Selected passage

· · · · · · ·

Stable Meade LXD75 German Equatorial Mount
Designed for high-performance observing and astrophotography, the LXD75 Series sets a new Meade
standard in their price class for sturdiness, precision operation and smoothness of movement.
With the LXD75, Meade engineers have created a virtually backlash-free equatorial mount
incorporating heavy-duty castings and four high-precision stainless steel ball bearings in both
RA and Dec axes.
New Design LXD75 Drive System
The reliable LXD75 drive system has enhanced precision alignment of the motor gear assembly for
greatly reduced backlash and tracking smoothness.
New Design Heavy-Duty Tripod
The new, heavy-duty, all-metal field tripod utilizes a locking spreader bar (with three 1.25”
eyepiece holders) to lock each leg in place, virtually eliminating flexure. Each leg has two
anodized aluminum leg extension locks with an internal brake to eliminate slipping of the
internal extending leg. These locks are inward facing so that no accidental bumping of the leg
locks can occur.
Features:
* Autostar Suite
* Available with either: Standard or UHTC (Ultra-High Transmission Coatings Group)
* 2” Focuser: Aluminum rack and pinion focuser allows the user to achieve a precise focus.
* Eyepiece Holder: Accepts both 1.25” & 2” eyepieces. Allows use of all common telescope
accessories and cameras.
* 8x50 Achromatic Viewfinder: Easily locate and center deep-sky objects.
* Made in the U.S.A. and Performance Tested: All Meade Schmidt-Newtonian and Schmidt
-Cassegrain optics are manufactured at Meade’s state-of-the-art facility in Irvine, Calif., then
performance tested on an Interferometer
|
An important optional feature to optimize the performance of your Meade
telescope.
Image brightness in a telescope is crucially dependent on the reflectivity of
the telescope’s mirrors and on the transmission of its lenses. Neither of
these processes, mirror-reflectivity or lens-transmission, is, however,
perfect; light loss occurs in each instance where light is reflected or
transmitted. Uncoated glass, for example, reflects about 4% of the light
impacting it; in the case of an uncoated lens 4% of the light is lost at
entrance to and at exit from the lens, for a total light loss of about 8%. |
Early reflecting telescopes of the 1700’s and 1800’s suffered greatly from mirrors of poor
reflectivity- reflection losses of 50% or more were not uncommon. Later, silvered mirrors
improved reflectivity, but at high cost and with poor durability. Modern optical coatings have
succeeded in reducing mirror-reflection and lens-transmission losses to acceptable levels at
reasonable cost.
Meade Standard Coatings: The optical surfaces of all Meade telescopes include high-grade optical
coatings fully consistent in quality with the precision of the optical surfaces themselves. These
standard-equipment coatings include mirror surfaces of highly purified aluminum, vacuum-deposited
at high temperature and overcoated with silicon monoxide (SiO), and correcting lenses coated on
both sides for high light transmission with magnesium fluoride (MgF2). Meade standard mirror and
lens coatings equal or exceed the reflectivity and transmission, respectively, of virtually any
optical coatings currently offered in the commercial telescope industry.

· · · · · · ·

Recorded data
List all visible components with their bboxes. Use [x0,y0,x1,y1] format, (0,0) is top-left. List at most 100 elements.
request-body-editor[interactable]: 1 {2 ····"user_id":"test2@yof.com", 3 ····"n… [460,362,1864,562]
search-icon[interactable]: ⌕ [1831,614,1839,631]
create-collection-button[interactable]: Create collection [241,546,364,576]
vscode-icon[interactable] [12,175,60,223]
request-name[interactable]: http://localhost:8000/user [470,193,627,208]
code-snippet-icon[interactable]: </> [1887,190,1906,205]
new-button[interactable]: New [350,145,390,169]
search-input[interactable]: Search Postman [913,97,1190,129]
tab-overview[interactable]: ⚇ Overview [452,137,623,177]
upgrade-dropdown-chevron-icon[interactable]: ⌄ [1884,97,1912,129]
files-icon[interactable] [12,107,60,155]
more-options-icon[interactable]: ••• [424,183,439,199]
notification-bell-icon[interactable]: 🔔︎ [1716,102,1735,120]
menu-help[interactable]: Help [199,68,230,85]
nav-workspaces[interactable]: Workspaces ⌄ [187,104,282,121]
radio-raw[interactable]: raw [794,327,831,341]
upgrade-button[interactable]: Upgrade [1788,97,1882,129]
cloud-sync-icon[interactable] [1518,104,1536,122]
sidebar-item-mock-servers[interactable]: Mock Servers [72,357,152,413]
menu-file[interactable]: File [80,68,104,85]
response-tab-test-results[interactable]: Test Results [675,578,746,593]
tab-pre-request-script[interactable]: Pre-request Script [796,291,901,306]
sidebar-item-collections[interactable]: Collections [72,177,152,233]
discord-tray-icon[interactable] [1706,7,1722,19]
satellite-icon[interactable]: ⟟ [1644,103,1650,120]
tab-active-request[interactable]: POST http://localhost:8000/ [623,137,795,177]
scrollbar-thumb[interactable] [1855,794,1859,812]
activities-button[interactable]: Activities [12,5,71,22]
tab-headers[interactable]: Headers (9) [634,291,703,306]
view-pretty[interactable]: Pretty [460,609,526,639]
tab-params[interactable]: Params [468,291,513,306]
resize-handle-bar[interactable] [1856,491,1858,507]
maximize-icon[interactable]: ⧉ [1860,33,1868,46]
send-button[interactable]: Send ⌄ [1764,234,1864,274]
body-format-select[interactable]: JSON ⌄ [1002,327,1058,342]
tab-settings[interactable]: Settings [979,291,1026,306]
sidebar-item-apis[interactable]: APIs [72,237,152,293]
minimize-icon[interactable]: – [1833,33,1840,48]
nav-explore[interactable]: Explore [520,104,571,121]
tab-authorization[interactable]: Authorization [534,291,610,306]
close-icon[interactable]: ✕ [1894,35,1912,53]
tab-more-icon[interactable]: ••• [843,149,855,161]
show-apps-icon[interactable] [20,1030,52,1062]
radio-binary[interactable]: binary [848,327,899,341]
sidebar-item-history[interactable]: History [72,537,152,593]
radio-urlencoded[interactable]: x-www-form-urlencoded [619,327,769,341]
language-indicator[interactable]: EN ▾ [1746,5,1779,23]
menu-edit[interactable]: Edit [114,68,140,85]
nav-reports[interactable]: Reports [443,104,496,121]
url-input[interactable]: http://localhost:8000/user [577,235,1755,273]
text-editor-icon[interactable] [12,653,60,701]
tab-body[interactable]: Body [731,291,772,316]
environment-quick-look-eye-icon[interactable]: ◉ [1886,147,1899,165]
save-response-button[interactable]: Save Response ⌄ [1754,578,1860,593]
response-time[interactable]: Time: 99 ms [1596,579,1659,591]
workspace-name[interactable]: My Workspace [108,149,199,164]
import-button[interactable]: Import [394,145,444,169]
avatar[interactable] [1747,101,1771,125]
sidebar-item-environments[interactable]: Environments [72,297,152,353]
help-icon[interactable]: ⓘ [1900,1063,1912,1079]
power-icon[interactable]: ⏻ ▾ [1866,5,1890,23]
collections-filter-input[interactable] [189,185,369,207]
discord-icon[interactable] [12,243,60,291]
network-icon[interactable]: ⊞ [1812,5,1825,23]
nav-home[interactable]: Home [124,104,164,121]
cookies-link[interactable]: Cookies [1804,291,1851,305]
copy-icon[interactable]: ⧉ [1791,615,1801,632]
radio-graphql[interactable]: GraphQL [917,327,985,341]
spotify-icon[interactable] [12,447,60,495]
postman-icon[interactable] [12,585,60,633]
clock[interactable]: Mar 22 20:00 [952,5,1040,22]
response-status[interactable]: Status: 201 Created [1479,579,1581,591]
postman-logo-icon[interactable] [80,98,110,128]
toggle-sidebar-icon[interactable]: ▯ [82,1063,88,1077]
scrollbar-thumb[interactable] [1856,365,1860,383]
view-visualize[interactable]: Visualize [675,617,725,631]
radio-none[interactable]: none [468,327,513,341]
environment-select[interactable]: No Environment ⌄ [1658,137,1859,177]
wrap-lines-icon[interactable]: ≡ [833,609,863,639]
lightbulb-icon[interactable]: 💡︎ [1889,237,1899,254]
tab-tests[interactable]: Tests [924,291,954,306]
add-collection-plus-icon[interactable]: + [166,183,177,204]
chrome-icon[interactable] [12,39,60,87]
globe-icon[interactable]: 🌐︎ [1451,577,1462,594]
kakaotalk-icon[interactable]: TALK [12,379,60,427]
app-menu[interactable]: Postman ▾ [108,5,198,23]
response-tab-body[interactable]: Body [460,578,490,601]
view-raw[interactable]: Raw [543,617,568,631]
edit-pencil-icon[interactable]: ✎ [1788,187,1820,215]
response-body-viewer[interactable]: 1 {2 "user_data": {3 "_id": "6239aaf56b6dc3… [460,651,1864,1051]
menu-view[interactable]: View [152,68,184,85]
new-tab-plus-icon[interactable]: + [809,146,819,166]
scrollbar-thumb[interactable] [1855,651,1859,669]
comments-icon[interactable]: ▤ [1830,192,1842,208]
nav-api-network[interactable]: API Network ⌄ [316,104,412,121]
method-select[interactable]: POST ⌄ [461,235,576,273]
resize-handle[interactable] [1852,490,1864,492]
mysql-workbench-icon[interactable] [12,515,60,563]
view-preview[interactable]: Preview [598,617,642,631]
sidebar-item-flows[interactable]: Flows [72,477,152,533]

· · · · · · ·

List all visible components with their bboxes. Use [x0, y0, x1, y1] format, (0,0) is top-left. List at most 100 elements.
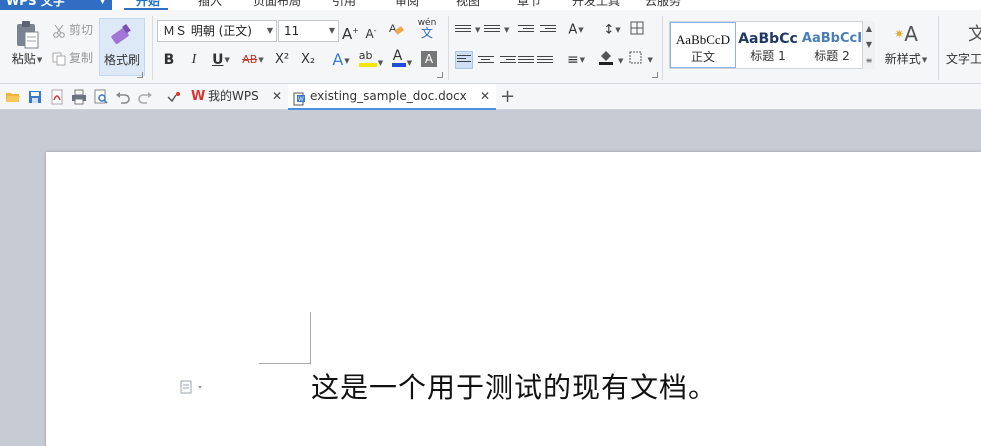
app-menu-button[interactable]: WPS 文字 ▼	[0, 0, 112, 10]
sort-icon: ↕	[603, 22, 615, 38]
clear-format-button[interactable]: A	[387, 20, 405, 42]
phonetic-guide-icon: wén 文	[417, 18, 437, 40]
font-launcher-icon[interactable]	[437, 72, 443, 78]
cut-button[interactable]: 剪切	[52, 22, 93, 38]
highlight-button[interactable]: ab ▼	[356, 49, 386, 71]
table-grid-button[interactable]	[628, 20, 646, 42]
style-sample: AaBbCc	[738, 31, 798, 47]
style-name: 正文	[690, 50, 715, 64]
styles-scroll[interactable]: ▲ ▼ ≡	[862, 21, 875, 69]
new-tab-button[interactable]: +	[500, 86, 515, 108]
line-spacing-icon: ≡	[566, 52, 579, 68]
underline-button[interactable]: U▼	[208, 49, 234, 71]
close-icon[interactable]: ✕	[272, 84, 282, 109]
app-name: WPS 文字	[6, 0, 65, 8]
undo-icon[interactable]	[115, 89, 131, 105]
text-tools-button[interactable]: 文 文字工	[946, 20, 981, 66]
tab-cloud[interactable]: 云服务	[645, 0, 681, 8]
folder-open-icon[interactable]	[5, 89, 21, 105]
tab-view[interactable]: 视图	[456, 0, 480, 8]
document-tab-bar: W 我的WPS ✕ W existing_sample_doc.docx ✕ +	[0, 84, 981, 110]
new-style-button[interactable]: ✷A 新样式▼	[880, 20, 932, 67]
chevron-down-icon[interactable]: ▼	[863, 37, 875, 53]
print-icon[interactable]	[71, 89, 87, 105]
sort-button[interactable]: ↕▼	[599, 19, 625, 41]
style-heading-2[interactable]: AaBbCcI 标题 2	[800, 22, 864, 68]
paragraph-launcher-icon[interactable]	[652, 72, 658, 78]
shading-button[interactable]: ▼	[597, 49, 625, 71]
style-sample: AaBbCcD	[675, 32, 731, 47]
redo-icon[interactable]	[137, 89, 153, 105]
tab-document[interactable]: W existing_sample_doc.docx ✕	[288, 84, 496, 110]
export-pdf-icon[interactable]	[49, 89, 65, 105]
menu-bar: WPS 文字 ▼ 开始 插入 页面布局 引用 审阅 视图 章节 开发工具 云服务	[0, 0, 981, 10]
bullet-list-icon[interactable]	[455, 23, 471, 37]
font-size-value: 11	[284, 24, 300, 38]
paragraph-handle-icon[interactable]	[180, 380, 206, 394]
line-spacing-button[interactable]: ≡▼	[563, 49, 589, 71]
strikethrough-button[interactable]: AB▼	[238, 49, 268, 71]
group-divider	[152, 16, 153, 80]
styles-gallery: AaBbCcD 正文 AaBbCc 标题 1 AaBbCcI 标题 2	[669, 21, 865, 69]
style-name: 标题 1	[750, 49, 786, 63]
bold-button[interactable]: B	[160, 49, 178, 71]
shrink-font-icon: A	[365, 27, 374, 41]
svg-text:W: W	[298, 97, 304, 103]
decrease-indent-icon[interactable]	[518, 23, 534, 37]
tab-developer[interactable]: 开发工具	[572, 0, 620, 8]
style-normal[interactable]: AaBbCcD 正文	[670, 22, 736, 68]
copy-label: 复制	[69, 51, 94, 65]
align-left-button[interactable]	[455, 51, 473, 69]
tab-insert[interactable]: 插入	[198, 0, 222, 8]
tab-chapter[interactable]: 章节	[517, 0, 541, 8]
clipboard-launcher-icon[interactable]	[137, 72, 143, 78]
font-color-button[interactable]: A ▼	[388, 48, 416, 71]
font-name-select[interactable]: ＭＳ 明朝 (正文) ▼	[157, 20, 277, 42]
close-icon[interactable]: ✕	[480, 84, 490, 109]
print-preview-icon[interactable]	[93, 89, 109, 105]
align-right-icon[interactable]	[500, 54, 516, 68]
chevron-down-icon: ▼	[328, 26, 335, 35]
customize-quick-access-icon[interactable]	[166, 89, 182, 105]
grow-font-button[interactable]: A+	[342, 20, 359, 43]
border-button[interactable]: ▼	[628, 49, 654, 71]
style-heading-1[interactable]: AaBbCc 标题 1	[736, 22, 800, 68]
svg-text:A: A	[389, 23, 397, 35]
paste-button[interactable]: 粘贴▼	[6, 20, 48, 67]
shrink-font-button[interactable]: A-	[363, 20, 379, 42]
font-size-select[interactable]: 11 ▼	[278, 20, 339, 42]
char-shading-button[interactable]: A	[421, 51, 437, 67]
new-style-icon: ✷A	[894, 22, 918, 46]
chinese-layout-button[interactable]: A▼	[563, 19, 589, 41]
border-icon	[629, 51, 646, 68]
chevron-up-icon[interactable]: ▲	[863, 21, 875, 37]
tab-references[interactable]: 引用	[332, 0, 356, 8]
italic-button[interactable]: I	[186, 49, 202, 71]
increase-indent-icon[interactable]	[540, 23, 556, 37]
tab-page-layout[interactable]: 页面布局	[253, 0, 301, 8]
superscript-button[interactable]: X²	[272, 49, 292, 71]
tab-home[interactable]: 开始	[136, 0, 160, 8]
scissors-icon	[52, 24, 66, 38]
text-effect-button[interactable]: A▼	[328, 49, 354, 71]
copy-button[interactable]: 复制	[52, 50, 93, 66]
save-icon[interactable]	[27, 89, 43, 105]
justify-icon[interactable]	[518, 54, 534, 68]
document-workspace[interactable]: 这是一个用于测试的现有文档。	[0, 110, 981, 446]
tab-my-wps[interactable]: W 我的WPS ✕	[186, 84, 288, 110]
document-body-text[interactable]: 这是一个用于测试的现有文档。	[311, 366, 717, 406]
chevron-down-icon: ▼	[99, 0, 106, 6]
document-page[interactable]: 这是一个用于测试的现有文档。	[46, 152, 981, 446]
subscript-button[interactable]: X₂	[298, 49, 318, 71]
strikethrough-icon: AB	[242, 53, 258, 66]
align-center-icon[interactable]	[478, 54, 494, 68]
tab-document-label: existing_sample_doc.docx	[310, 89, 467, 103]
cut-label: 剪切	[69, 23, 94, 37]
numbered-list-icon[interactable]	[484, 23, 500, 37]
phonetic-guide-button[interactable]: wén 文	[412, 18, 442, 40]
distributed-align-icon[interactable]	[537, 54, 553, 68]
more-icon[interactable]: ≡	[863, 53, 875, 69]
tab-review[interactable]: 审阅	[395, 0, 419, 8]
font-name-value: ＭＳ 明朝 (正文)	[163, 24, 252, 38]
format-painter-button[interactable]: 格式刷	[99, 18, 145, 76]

· · · · · · ·

Exercise aim
Continue the product description of the Meade LXD75 mount and its optical coatings, picking up after its final sentence.

Exercise result
The Meade UHTC Group: Technologies recently developed at the Meade Irvine coatings facility,
however, including installation of some of the largest and most advanced vacuum coating
instrumentation currently available, have permitted the vacuum-deposition of a series of exotic
optical coatings precisely tuned to optimize the visual, photographic, and CCD imaging
performance of Meade telescopes. These specialized, and extremely advantageous, coatings are
offered here as the Meade Ultra-High Transmission Coatings (UHTC) group, a coatings group
available optionally on many Meade telescope models.
In Meade catadioptric, or mirror-lens, telescopes (including the ETX-90EC, ETX-105EC and
ETX-125EC; LX10, LX90, and LX200GPS Schmidt-Cassegrains; and LXD55-Series Schmidt-Newtonians)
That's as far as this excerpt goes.